→ **Trecho da página**:
|---|

Mário Machado saiu esta sexta-feira em liberdade, com as medidas de coação de Termo de Identidade e Residência (TIR) e apresentações periódicas às autoridades, após ter sido detido, esta terça-feira, por posse de arma ilegal, no âmbito de uma investigação por suspeita do crime de incitamento ao ódio e à violência.

Estas são as medidas de coação menos gravosas e significam que o militante da extrema-direita vai aguardar o desenrolar da investigação em liberdade, após ter passado três noites no estabelecimento prisional anexo à PJ.

O seu advogado, José Manuel Castro, viu esta decisão com "satisfação""Foi a medida de coação adequada, sem ir buscar teses mirabolantes sobre coisas escritas há anos, num contexto ultrapassado", afirmou, à saída do tribunal, aos jornalistas.

|---|

→ **Exercícios**:
1/ Reescreva o trecho de "Estas são as medidas" até "tribunal, aos jornalistas.", inclusive, trocando "advogado" por "defensor".
2/ Resuma o trecho em duas frases.

[Dados guardados]
|---|

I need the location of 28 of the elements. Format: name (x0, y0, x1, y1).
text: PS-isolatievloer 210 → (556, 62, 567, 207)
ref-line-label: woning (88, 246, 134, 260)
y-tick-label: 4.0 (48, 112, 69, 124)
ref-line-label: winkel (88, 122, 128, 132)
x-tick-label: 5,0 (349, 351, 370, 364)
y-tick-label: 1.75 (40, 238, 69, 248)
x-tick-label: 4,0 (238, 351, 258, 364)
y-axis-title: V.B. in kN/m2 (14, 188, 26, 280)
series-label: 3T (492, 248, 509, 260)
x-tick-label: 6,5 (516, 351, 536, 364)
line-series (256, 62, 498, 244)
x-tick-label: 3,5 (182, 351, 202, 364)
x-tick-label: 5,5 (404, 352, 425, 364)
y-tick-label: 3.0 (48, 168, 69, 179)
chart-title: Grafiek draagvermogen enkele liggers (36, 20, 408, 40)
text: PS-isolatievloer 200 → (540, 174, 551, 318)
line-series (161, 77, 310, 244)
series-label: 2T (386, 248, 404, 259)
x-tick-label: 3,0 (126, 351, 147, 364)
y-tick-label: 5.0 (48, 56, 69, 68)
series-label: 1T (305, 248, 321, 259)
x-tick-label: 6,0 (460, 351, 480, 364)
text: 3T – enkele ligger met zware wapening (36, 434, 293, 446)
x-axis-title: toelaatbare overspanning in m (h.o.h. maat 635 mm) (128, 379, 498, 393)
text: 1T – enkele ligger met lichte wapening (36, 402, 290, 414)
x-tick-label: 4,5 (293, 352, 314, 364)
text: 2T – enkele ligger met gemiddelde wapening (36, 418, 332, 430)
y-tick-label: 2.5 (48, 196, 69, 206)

|---|

→ **Respostas**:
1/
Estas são as medidas de coação menos gravosas e significam que o militante da extrema-direita vai aguardar o desenrolar da investigação em liberdade, após ter passado três noites no estabelecimento prisional anexo à PJ.

O seu defensor, José Manuel Castro, viu esta decisão com "satisfação""Foi a medida de coação adequada, sem ir buscar teses mirabolantes sobre coisas escritas há anos, num contexto ultrapassado", afirmou, à saída do tribunal, aos jornalistas.

2/ Mário Machado, militante da extrema-direita detido na terça-feira por posse de arma ilegal numa investigação por suspeita de incitamento ao ódio e à violência, saiu em liberdade na sexta-feira com Termo de Identidade e Residência e apresentações periódicas às autoridades. O seu advogado, José Manuel Castro, recebeu a decisão com satisfação e considerou-a a medida de coação adequada.